Podany fragment
= = =

Biden ma nowych wrogów? Kraje OPEC nie zwiększą dostaw, ropa drożeje

Biały Dom kilkukrotnie wzywał kraje OPEC i ich sojuszników do przyspieszenia wzrostu produkcji, aby zaspokoić popyt. Prośbę kilkukrotnie odrzucono, co jeszcze bardziej pogłębiło kryzys energetyczny i wywindowało ceny paliw. Wobec decyzji OPEC, Biden postanowił poszukać sojuszników w Azji.
Kiedy ropa będzie tańsza?

= = =

Dane o położeniu elementów
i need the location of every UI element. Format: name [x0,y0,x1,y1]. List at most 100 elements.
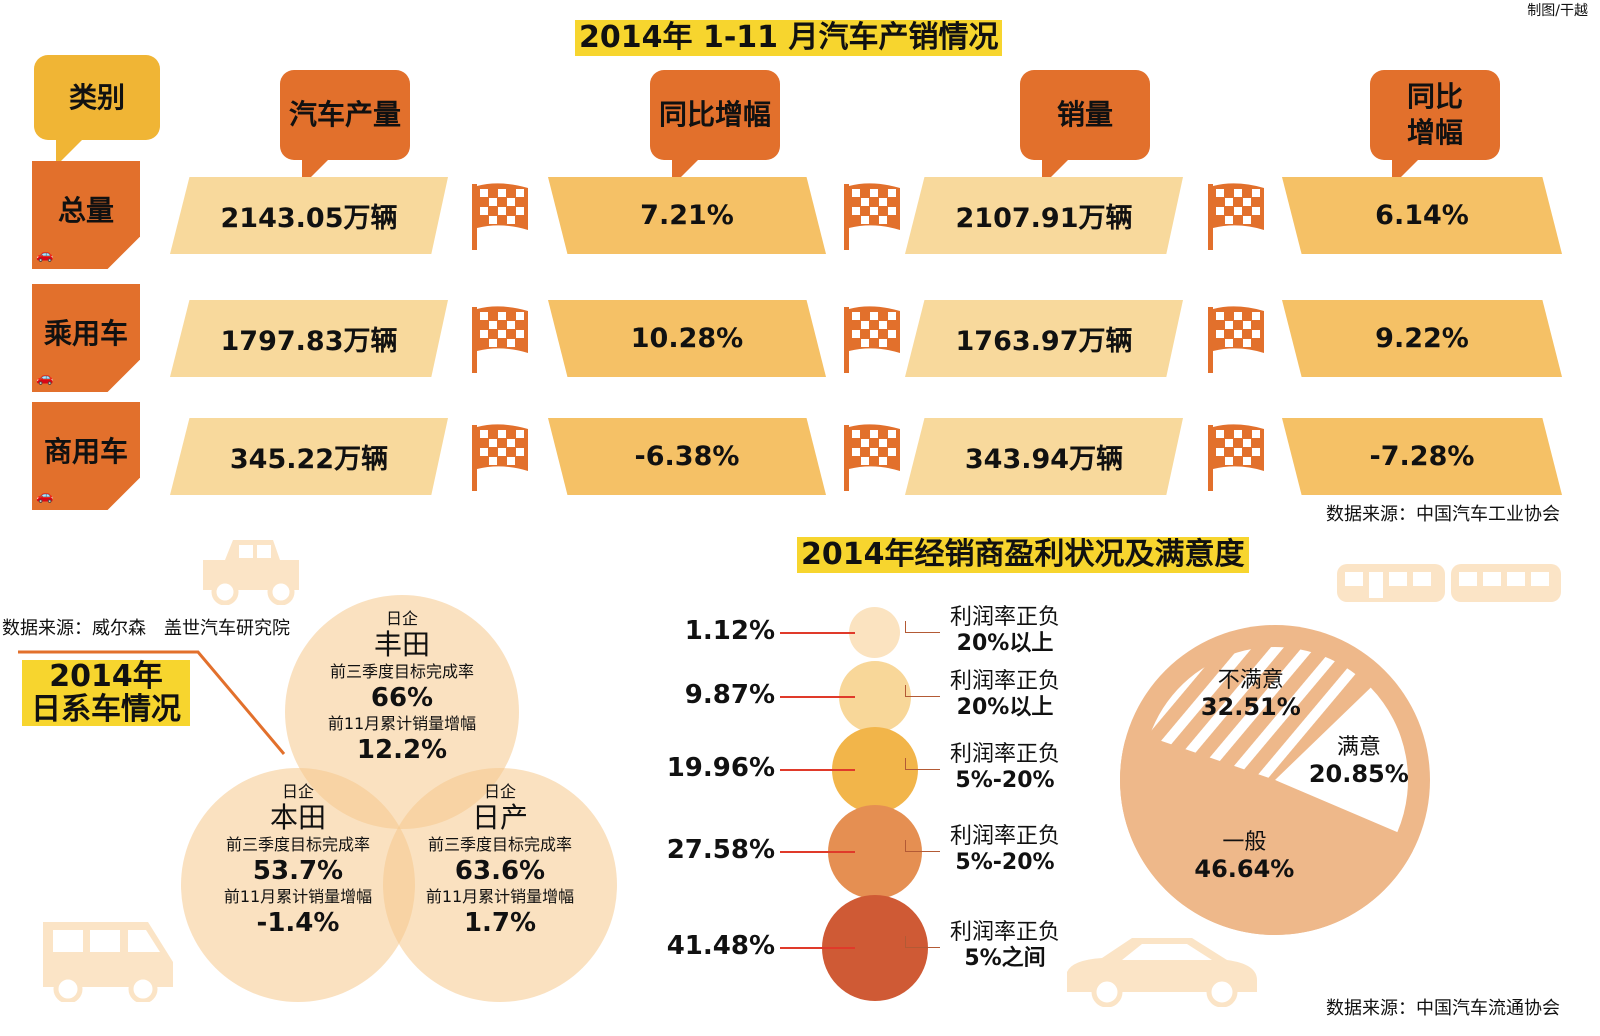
leader-line [780,696,855,698]
category-label: 利润率正负 5%-20% [940,824,1070,876]
bus-icon [1337,564,1561,602]
checkered-flag-icon [1206,180,1268,252]
label-connector [905,840,940,852]
value-label: 9.87% [684,680,775,710]
van-icon [43,922,173,1002]
title-line2: 日系车情况 [31,692,181,727]
header-category-label: 类别 [68,80,125,114]
checkered-flag-icon [1206,303,1268,375]
sales-growth: 12.2% [356,735,448,765]
japanese-cars-title: 2014年 日系车情况 [22,660,190,726]
satisfaction-pie-chart [1120,625,1430,935]
checkered-flag-icon [842,303,904,375]
header-production: 汽车产量 [280,70,410,186]
section1-source: 数据来源：中国汽车工业协会 [1326,504,1560,525]
pie-slice-1 [1275,687,1408,833]
metric2-label: 前11月累计销量增幅 [327,714,477,733]
slice-name: 满意 [1336,734,1381,760]
leader-line [780,632,855,634]
credit: 制图/干越 [1527,3,1588,19]
category-passenger: 乘用车 🚗 [32,284,140,392]
brand-name: 丰田 [373,628,430,661]
table-cell: -6.38% [548,418,826,495]
value-label: 1.12% [684,616,775,646]
table-cell: 7.21% [548,177,826,254]
header-label: 同比增幅 [1406,80,1463,149]
pie-label: 不满意 32.51% [1181,668,1321,722]
label-line1: 利润率正负 [949,920,1060,945]
checkered-flag-icon [470,180,532,252]
label-line2: 20%以上 [956,631,1054,656]
metric1-label: 前三季度目标完成率 [427,835,572,854]
category-label: 利润率正负 5%-20% [940,742,1070,794]
category-commercial: 商用车 🚗 [32,402,140,510]
value-label: 41.48% [666,931,775,961]
section2-source: 数据来源：威尔森 盖世汽车研究院 [2,618,290,639]
header-label: 汽车产量 [288,98,401,131]
header-sales-growth: 同比增幅 [1370,70,1500,186]
header-label: 同比增幅 [658,98,771,131]
table-cell: 2143.05万辆 [170,177,448,254]
pie-slice-0 [1149,647,1357,780]
table-cell: 9.22% [1282,300,1562,377]
label-connector [905,685,940,697]
category-label: 乘用车 [43,317,128,350]
brand-name: 本田 [269,801,326,834]
brand-circle: 日企 本田 前三季度目标完成率 53.7% 前11月累计销量增幅 -1.4% [181,768,415,1002]
table-cell: 345.22万辆 [170,418,448,495]
label-line2: 20%以上 [956,695,1054,720]
section1-title: 2014年 1-11 月汽车产销情况 [575,20,1003,56]
slice-value: 20.85% [1308,759,1409,788]
category-total: 总量 🚗 [32,161,140,269]
leader-line [780,769,855,771]
value-label: 27.58% [666,835,775,865]
leader-line [780,851,855,853]
metric1-label: 前三季度目标完成率 [329,662,474,681]
pointer-line [18,650,286,755]
table-cell: 2107.91万辆 [905,177,1183,254]
metric1-label: 前三季度目标完成率 [225,835,370,854]
pie-label: 满意 20.85% [1289,735,1429,789]
cars-icon: 🚗 [36,370,54,386]
cars-icon: 🚗 [36,488,54,504]
car-icon [1067,938,1257,1007]
label-line1: 利润率正负 [949,669,1060,694]
label-line2: 5%-20% [955,850,1055,875]
checkered-flag-icon [470,303,532,375]
label-line1: 利润率正负 [949,605,1060,630]
section3-title: 2014年经销商盈利状况及满意度 [797,537,1249,573]
header-label: 销量 [1056,98,1113,131]
target-completion: 63.6% [454,856,546,886]
label-line2: 5%-20% [955,768,1055,793]
pie-slice-2 [1120,739,1413,935]
category-label: 利润率正负 20%以上 [940,669,1070,721]
jeep-icon [203,540,299,605]
label-connector [905,621,940,633]
header-sales: 销量 [1020,70,1150,186]
sales-growth: -1.4% [256,908,340,938]
header-production-growth: 同比增幅 [650,70,780,186]
section3-source: 数据来源：中国汽车流通协会 [1326,998,1560,1019]
target-completion: 53.7% [252,856,344,886]
checkered-flag-icon [470,421,532,493]
metric2-label: 前11月累计销量增幅 [425,887,575,906]
table-cell: 1797.83万辆 [170,300,448,377]
label-connector [905,936,940,948]
table-cell: 1763.97万辆 [905,300,1183,377]
header-category: 类别 [34,55,160,166]
cars-icon: 🚗 [36,247,54,263]
leader-line [780,947,855,949]
slice-value: 46.64% [1194,854,1295,883]
profit-bubble [849,607,901,659]
table-cell: -7.28% [1282,418,1562,495]
slice-name: 一般 [1222,829,1267,855]
table-cell: 6.14% [1282,177,1562,254]
sales-growth: 1.7% [463,908,537,938]
brand-circle: 日企 日产 前三季度目标完成率 63.6% 前11月累计销量增幅 1.7% [383,768,617,1002]
brand-name: 日产 [471,801,528,834]
label-connector [905,758,940,770]
label-line1: 利润率正负 [949,824,1060,849]
category-label: 商用车 [43,435,128,468]
table-cell: 10.28% [548,300,826,377]
brand-group: 日企 [483,782,516,801]
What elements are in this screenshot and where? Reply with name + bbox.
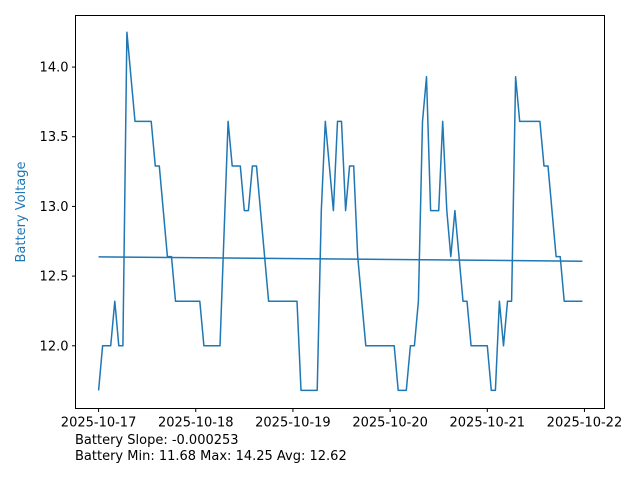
x-tick-label: 2025-10-22 [547, 416, 623, 431]
x-tick-label: 2025-10-17 [61, 416, 137, 431]
y-tick-label: 12.0 [40, 339, 69, 354]
y-tick-label: 13.0 [40, 200, 69, 215]
x-tick-label: 2025-10-21 [450, 416, 526, 431]
y-tick-label: 13.5 [40, 130, 69, 145]
x-tick-label: 2025-10-20 [352, 416, 428, 431]
battery-min-max-avg: Battery Min: 11.68 Max: 14.25 Avg: 12.62 [75, 449, 347, 464]
plot-frame [75, 15, 605, 409]
y-tick-label: 14.0 [40, 61, 69, 76]
stats-text: Battery Slope: -0.000253 Battery Min: 11… [75, 433, 347, 465]
y-axis-label: Battery Voltage [14, 161, 29, 262]
y-tick-label: 12.5 [40, 270, 69, 285]
x-tick-label: 2025-10-19 [255, 416, 331, 431]
battery-voltage-line [97, 31, 583, 392]
battery-slope: Battery Slope: -0.000253 [75, 433, 239, 448]
x-tick-label: 2025-10-18 [158, 416, 234, 431]
battery-trend-line [98, 256, 583, 262]
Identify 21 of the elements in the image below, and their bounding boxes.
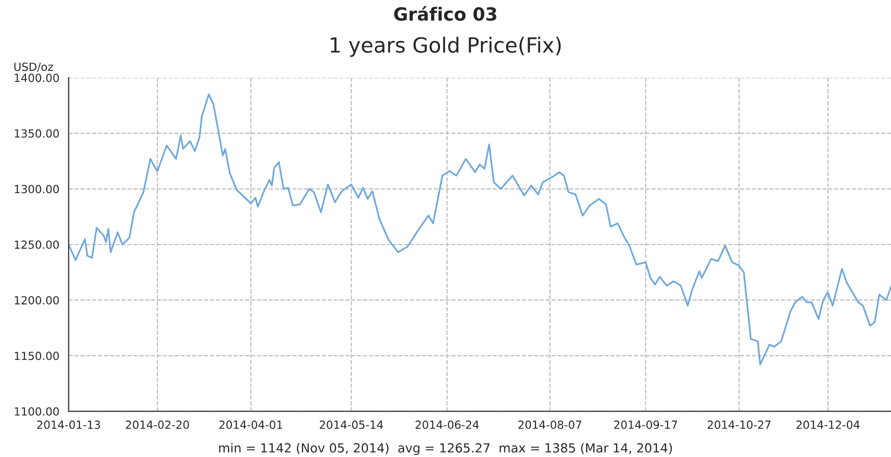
x-tick-label: 2014-09-17 [614, 420, 678, 429]
y-tick-label: 1350.00 [14, 129, 59, 138]
chart-title: Gráfico 03 [394, 6, 496, 21]
y-tick-label: 1150.00 [14, 352, 59, 360]
x-tick-label: 2014-05-14 [320, 420, 383, 429]
line-series [68, 94, 891, 366]
y-axis-title: USD/oz [14, 62, 53, 72]
x-tick-label: 2014-02-20 [126, 420, 189, 429]
x-tick-label: 2014-04-01 [219, 420, 282, 429]
text: min = 1142 (Nov 05, 2014) avg = 1265.27 max = 1385 (Mar 14, 2014) [219, 442, 672, 456]
x-tick-label: 2014-01-13 [37, 420, 100, 429]
y-tick-label: 1100.00 [14, 407, 59, 416]
y-tick-label: 1250.00 [14, 240, 59, 249]
x-tick-label: 2014-12-04 [796, 420, 860, 429]
y-tick-label: 1200.00 [14, 296, 59, 304]
y-tick-label: 1300.00 [14, 184, 59, 194]
x-tick-label: 2014-10-27 [708, 420, 770, 429]
chart-subtitle: 1 years Gold Price(Fix) [330, 36, 561, 57]
x-tick-label: 2014-08-07 [518, 420, 582, 429]
y-tick-label: 1400.00 [14, 74, 59, 82]
x-tick-label: 2014-06-24 [416, 420, 479, 429]
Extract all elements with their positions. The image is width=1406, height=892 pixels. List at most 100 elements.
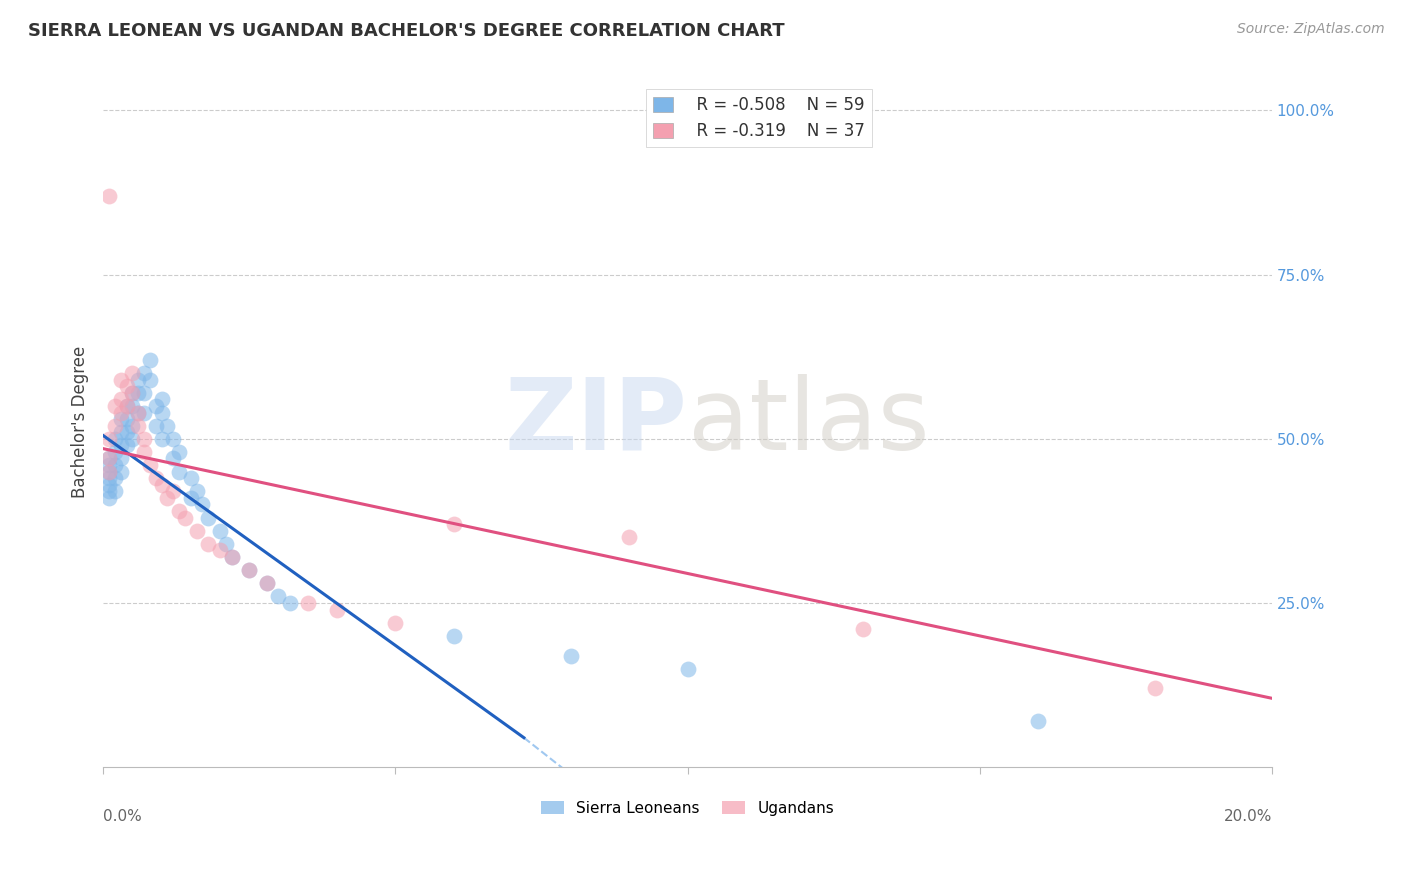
Text: Source: ZipAtlas.com: Source: ZipAtlas.com (1237, 22, 1385, 37)
Point (98, 477, 121, 491)
Text: ZIP: ZIP (505, 374, 688, 471)
Point (156, 418, 179, 433)
Legend: Sierra Leoneans, Ugandans: Sierra Leoneans, Ugandans (534, 795, 841, 822)
Point (162, 432, 184, 446)
Point (150, 477, 173, 491)
Point (162, 484, 184, 499)
Point (267, 590, 290, 604)
Point (121, 385, 143, 400)
Point (162, 451, 184, 466)
Point (156, 491, 179, 505)
Point (443, 629, 465, 643)
Point (127, 373, 149, 387)
Point (98, 465, 121, 479)
Y-axis label: Bachelor's Degree: Bachelor's Degree (72, 346, 89, 499)
Point (127, 418, 149, 433)
Point (139, 353, 162, 368)
Point (1143, 681, 1166, 696)
Point (98, 188, 121, 202)
Point (278, 596, 301, 610)
Point (127, 405, 149, 419)
Point (150, 432, 173, 446)
Text: 20.0%: 20.0% (1223, 809, 1272, 823)
Point (132, 432, 155, 446)
Point (98, 491, 121, 505)
Text: 0.0%: 0.0% (103, 809, 142, 823)
Point (238, 563, 260, 577)
Point (191, 498, 214, 512)
Point (104, 471, 127, 485)
Point (127, 385, 149, 400)
Point (115, 379, 138, 393)
Point (115, 438, 138, 452)
Point (132, 405, 155, 419)
Point (145, 418, 167, 433)
Point (98, 471, 121, 485)
Point (560, 648, 582, 663)
Point (256, 576, 278, 591)
Point (676, 662, 699, 676)
Point (110, 438, 132, 452)
Point (384, 615, 406, 630)
Point (132, 445, 155, 459)
Point (238, 563, 260, 577)
Point (110, 373, 132, 387)
Point (104, 399, 127, 413)
Point (167, 465, 190, 479)
Point (186, 484, 208, 499)
Point (208, 524, 231, 538)
Point (115, 425, 138, 440)
Point (150, 405, 173, 419)
Point (132, 385, 155, 400)
Point (104, 445, 127, 459)
Point (110, 425, 132, 440)
Point (139, 373, 162, 387)
Point (121, 432, 143, 446)
Point (180, 491, 202, 505)
Point (852, 622, 875, 636)
Point (180, 471, 202, 485)
Point (127, 405, 149, 419)
Point (197, 510, 219, 524)
Point (115, 412, 138, 426)
Point (110, 465, 132, 479)
Point (150, 392, 173, 407)
Point (110, 412, 132, 426)
Point (197, 537, 219, 551)
Point (256, 576, 278, 591)
Point (443, 517, 465, 532)
Point (121, 418, 143, 433)
Point (121, 399, 143, 413)
Point (110, 392, 132, 407)
Point (98, 451, 121, 466)
Point (110, 451, 132, 466)
Point (145, 471, 167, 485)
Point (326, 602, 349, 616)
Point (98, 465, 121, 479)
Point (145, 399, 167, 413)
Point (167, 445, 190, 459)
Point (121, 366, 143, 380)
Point (98, 484, 121, 499)
Point (98, 451, 121, 466)
Point (121, 385, 143, 400)
Point (98, 458, 121, 472)
Point (115, 399, 138, 413)
Text: atlas: atlas (688, 374, 929, 471)
Point (297, 596, 319, 610)
Point (208, 543, 231, 558)
Point (221, 549, 243, 564)
Point (174, 510, 197, 524)
Point (110, 405, 132, 419)
Point (104, 418, 127, 433)
Text: SIERRA LEONEAN VS UGANDAN BACHELOR'S DEGREE CORRELATION CHART: SIERRA LEONEAN VS UGANDAN BACHELOR'S DEG… (28, 22, 785, 40)
Point (186, 524, 208, 538)
Point (617, 530, 640, 544)
Point (98, 432, 121, 446)
Point (104, 458, 127, 472)
Point (221, 549, 243, 564)
Point (132, 366, 155, 380)
Point (104, 484, 127, 499)
Point (139, 458, 162, 472)
Point (115, 399, 138, 413)
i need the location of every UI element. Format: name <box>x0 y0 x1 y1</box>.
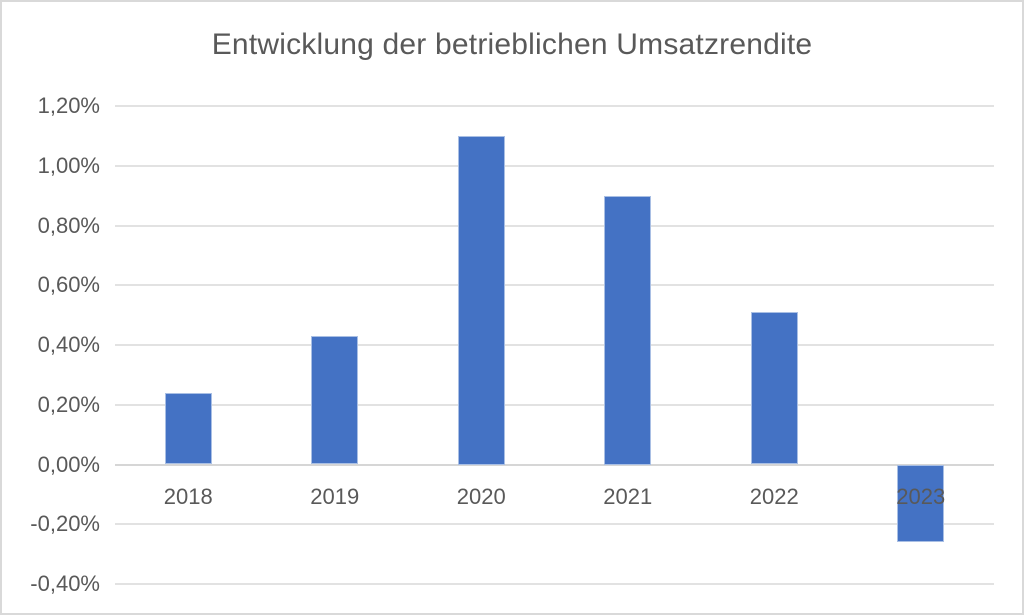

= = =

Zadania do wykonania
a – Gdzie według tekstu o ropie i OPEC Biden postanowił poszukać sojuszników?
b – Kontynuuj tekst o ropie i OPEC od miejsca, w którym się kończy.
Dane to osobny materiał, niezależny od tekstu o ropie i OPEC.

W odpowiedzi
a – W Azji.

b –
Bierność krajów OPEC skłoniła USA do przyjęcia nieco innej strategii, aby zyskać sojuszników przed grudniowym spotkaniem w sprawie polityki wydobycia ropy. Wobec decyzji krajów OPEC, administracja Bidena zwróciła się w kierunki Azji. Wysunięto oficjalną prośbę skierowaną do Chin, Indii, Japonii oraz Korei Południowej o wspólne uwolnienie zapasów, aby zapanować nad podażą ropy na rynku i pośrednio wpłynąć na jej cenę. Zaangażowane kraje oraz USA należą do piątki największych importerów ropy a świecie. Zdecydowane posunięcie może być sygnałem do zmiany trendu wzrostowego, jeśli chodzi o ceny ropy. Jeśli zapasy rzeczywiście zostaną wypuszczone na rynek, można spodziewać się spadku ceny w perspektywie krótkoterminowej. Z pewnością odbije się to również negatywnie na przychodach OPEC+.
Wykres 1. Ceny ropy naftowej na przestrzeni ostatniego roku (USD/1 baryłka)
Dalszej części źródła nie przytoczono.